▸ **TASK STATEMENT**
Type out the data exactly as given. Skip any image.

[RECORDS PROVIDED start]

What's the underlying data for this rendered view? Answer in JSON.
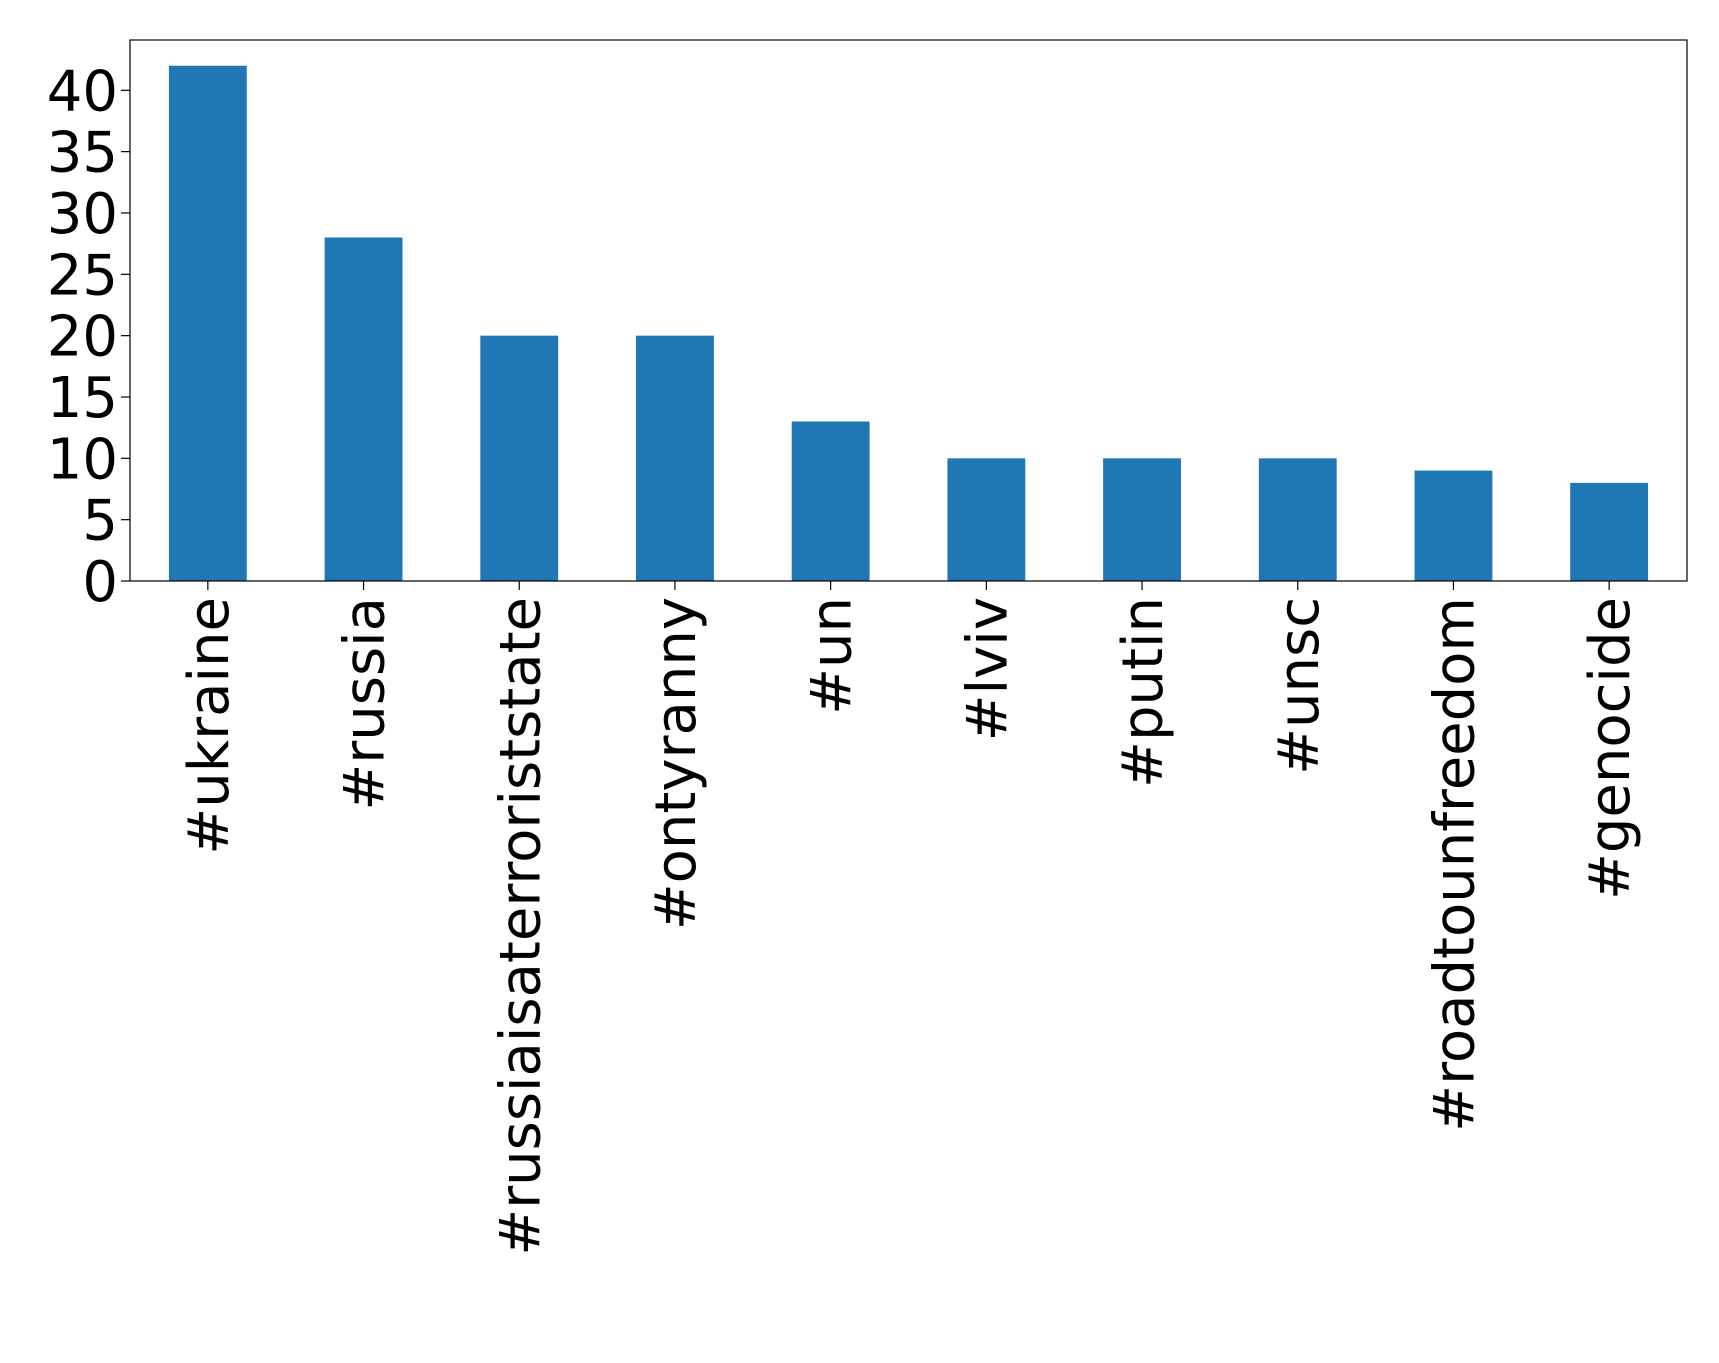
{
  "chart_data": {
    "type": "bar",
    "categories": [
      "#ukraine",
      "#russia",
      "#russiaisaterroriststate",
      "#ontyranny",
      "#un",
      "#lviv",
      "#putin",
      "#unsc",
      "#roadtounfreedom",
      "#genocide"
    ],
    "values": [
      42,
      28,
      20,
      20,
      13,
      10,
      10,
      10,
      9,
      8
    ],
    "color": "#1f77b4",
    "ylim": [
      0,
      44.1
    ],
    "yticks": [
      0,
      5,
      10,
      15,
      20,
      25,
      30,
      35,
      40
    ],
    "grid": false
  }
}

[RECORDS PROVIDED end]

▸ **EXPECTED ANSWER**
What's the underlying data for this rendered view? Answer in JSON.
{
  "chart_data": {
    "type": "bar",
    "categories": [
      "#ukraine",
      "#russia",
      "#russiaisaterroriststate",
      "#ontyranny",
      "#un",
      "#lviv",
      "#putin",
      "#unsc",
      "#roadtounfreedom",
      "#genocide"
    ],
    "values": [
      42,
      28,
      20,
      20,
      13,
      10,
      10,
      10,
      9,
      8
    ],
    "color": "#1f77b4",
    "ylim": [
      0,
      44.1
    ],
    "yticks": [
      0,
      5,
      10,
      15,
      20,
      25,
      30,
      35,
      40
    ],
    "grid": false
  }
}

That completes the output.